• _WRITTEN INSTRUCTION_:
Return all lines from the listing below in which the string "Profesional" occurs.

____

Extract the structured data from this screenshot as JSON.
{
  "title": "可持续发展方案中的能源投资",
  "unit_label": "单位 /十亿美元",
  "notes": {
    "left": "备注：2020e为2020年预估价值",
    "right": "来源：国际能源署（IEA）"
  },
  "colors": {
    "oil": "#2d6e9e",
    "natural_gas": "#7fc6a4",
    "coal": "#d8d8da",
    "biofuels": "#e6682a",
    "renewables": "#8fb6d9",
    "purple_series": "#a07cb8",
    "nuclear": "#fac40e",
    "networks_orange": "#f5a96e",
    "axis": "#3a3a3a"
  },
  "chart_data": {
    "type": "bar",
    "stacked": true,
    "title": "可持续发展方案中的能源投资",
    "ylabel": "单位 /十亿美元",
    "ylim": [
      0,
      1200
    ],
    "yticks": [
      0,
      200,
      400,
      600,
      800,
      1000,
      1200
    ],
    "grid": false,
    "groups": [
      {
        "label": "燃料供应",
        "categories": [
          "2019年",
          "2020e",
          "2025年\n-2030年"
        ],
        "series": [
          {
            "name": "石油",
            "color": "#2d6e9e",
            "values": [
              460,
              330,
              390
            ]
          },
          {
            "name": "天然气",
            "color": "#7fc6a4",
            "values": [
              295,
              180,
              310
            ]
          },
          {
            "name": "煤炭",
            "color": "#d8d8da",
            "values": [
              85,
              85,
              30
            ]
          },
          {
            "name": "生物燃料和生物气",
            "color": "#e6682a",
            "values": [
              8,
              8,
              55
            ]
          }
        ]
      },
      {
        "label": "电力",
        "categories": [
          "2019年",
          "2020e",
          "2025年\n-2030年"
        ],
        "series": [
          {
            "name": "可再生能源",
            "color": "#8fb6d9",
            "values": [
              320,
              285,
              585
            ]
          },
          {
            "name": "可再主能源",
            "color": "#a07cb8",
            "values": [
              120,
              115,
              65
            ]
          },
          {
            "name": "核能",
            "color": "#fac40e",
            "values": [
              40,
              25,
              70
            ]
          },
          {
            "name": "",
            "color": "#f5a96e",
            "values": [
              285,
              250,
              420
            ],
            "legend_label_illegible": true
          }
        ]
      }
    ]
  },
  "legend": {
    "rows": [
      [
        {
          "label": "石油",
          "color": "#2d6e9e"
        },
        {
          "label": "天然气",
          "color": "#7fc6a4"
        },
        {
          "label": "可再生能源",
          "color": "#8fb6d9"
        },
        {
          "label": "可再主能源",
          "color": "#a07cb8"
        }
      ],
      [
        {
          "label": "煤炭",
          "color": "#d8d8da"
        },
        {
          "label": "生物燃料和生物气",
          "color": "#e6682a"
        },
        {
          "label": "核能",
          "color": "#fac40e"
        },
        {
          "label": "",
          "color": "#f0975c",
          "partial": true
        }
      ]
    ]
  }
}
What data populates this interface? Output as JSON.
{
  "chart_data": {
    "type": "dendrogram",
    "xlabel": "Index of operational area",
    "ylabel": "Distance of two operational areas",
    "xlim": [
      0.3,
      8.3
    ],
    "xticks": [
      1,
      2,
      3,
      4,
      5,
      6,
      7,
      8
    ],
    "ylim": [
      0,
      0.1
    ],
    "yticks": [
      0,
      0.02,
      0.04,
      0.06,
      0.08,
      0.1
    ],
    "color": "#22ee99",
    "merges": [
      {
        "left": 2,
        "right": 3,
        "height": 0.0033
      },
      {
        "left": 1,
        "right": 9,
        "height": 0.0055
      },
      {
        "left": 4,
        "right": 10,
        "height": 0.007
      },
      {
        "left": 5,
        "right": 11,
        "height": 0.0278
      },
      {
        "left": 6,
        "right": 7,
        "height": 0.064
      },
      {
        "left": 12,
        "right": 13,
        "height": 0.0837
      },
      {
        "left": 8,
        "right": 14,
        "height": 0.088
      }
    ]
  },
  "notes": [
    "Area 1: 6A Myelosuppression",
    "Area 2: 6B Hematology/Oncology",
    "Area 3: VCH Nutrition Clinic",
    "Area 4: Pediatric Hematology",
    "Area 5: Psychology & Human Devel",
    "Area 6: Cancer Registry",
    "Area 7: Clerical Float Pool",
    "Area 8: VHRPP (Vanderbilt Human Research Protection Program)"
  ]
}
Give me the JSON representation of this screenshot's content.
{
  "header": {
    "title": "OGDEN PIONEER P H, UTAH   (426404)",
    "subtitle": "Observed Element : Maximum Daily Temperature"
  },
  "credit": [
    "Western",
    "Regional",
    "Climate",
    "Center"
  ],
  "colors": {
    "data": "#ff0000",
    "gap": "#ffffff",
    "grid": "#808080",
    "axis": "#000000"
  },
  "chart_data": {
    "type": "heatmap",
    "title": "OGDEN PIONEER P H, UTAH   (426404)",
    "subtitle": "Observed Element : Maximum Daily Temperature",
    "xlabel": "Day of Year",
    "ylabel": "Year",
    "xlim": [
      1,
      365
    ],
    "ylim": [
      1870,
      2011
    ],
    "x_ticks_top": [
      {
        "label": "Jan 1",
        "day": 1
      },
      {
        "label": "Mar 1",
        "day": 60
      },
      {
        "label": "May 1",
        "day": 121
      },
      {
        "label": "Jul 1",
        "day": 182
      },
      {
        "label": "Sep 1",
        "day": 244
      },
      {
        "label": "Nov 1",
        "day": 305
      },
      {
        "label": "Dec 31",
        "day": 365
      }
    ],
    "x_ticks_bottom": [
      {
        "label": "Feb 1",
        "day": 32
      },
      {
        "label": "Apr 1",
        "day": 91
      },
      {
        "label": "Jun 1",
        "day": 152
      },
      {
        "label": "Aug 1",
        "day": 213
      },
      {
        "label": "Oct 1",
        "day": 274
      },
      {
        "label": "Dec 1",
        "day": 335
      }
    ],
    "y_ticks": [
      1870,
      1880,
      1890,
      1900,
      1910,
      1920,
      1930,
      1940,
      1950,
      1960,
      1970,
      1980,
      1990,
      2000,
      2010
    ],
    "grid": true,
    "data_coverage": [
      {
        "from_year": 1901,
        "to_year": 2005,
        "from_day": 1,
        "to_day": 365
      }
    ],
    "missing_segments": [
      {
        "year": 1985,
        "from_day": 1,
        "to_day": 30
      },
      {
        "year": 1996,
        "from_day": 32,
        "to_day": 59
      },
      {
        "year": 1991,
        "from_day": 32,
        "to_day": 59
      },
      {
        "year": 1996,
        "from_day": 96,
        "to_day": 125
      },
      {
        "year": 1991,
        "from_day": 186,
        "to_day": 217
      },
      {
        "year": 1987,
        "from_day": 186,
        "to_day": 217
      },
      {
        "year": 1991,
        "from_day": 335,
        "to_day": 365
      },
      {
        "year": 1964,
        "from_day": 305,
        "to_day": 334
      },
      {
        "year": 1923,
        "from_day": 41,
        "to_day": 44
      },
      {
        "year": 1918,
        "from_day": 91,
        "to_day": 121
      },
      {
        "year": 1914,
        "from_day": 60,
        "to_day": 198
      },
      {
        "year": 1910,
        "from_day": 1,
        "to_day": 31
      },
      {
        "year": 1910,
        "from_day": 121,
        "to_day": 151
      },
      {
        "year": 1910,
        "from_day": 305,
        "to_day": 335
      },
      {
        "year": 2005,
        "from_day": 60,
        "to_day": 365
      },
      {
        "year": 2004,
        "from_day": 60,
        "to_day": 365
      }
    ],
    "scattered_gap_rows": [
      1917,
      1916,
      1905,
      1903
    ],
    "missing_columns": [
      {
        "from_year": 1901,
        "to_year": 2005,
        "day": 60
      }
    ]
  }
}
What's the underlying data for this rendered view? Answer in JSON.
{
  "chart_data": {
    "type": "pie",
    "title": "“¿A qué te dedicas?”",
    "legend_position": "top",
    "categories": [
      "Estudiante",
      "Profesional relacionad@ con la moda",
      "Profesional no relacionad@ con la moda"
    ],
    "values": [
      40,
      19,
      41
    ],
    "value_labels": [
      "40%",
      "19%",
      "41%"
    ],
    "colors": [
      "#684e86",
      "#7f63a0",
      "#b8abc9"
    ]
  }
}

____

• _TASK RESPONSE_:
      "Profesional relacionad@ con la moda",
      "Profesional no relacionad@ con la moda"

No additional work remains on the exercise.